Exclude all pictures, then copy each of the records exactly as written.

** Start AVAILABLE RECORDS **

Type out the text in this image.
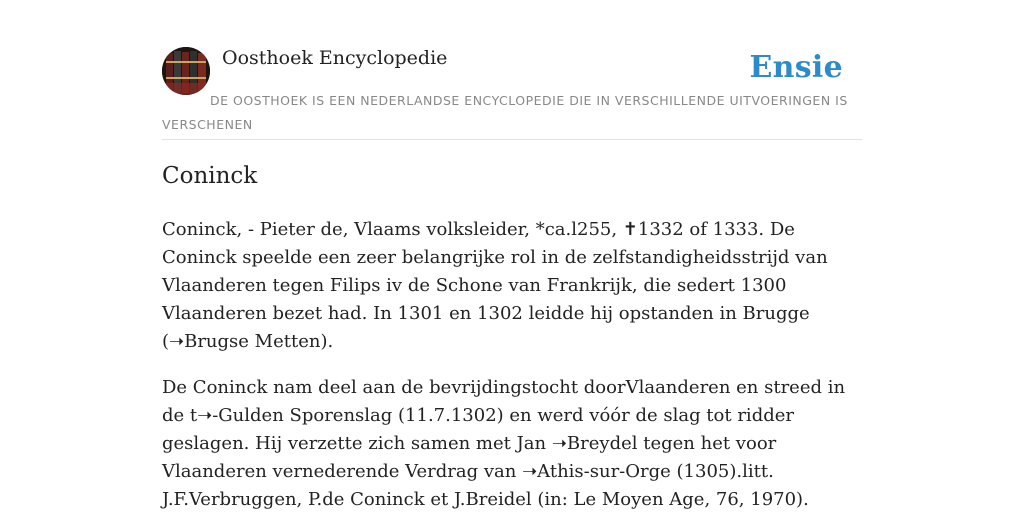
Oosthoek Encyclopedie	Ensie
DE OOSTHOEK IS EEN NEDERLANDSE ENCYCLOPEDIE DIE IN VERSCHILLENDE UITVOERINGEN IS VERSCHENEN
Coninck

Coninck, - Pieter de, Vlaams volksleider, *ca.l255, ✝1332 of 1333. De Coninck speelde een zeer belangrijke rol in de zelfstandigheidsstrijd van Vlaanderen tegen Filips iv de Schone van Frankrijk, die sedert 1300 Vlaanderen bezet had. In 1301 en 1302 leidde hij opstanden in Brugge (➝Brugse Metten).

De Coninck nam deel aan de bevrijdingstocht doorVlaanderen en streed in de t➝-Gulden Sporenslag (11.7.1302) en werd vóór de slag tot ridder geslagen. Hij verzette zich samen met Jan ➝Breydel tegen het voor Vlaanderen vernederende Verdrag van ➝Athis-sur-Orge (1305).litt. J.F.Verbruggen, P.de Coninck et J.Breidel (in: Le Moyen Age, 76, 1970).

** End AVAILABLE RECORDS **

§ TASK RESULT
Type out the text in this image.
Oosthoek Encyclopedie	Ensie
DE OOSTHOEK IS EEN NEDERLANDSE ENCYCLOPEDIE DIE IN VERSCHILLENDE UITVOERINGEN IS VERSCHENEN
Coninck

Coninck, - Pieter de, Vlaams volksleider, *ca.l255, ✝1332 of 1333. De Coninck speelde een zeer belangrijke rol in de zelfstandigheidsstrijd van Vlaanderen tegen Filips iv de Schone van Frankrijk, die sedert 1300 Vlaanderen bezet had. In 1301 en 1302 leidde hij opstanden in Brugge (➝Brugse Metten).

De Coninck nam deel aan de bevrijdingstocht doorVlaanderen en streed in de t➝-Gulden Sporenslag (11.7.1302) en werd vóór de slag tot ridder geslagen. Hij verzette zich samen met Jan ➝Breydel tegen het voor Vlaanderen vernederende Verdrag van ➝Athis-sur-Orge (1305).litt. J.F.Verbruggen, P.de Coninck et J.Breidel (in: Le Moyen Age, 76, 1970).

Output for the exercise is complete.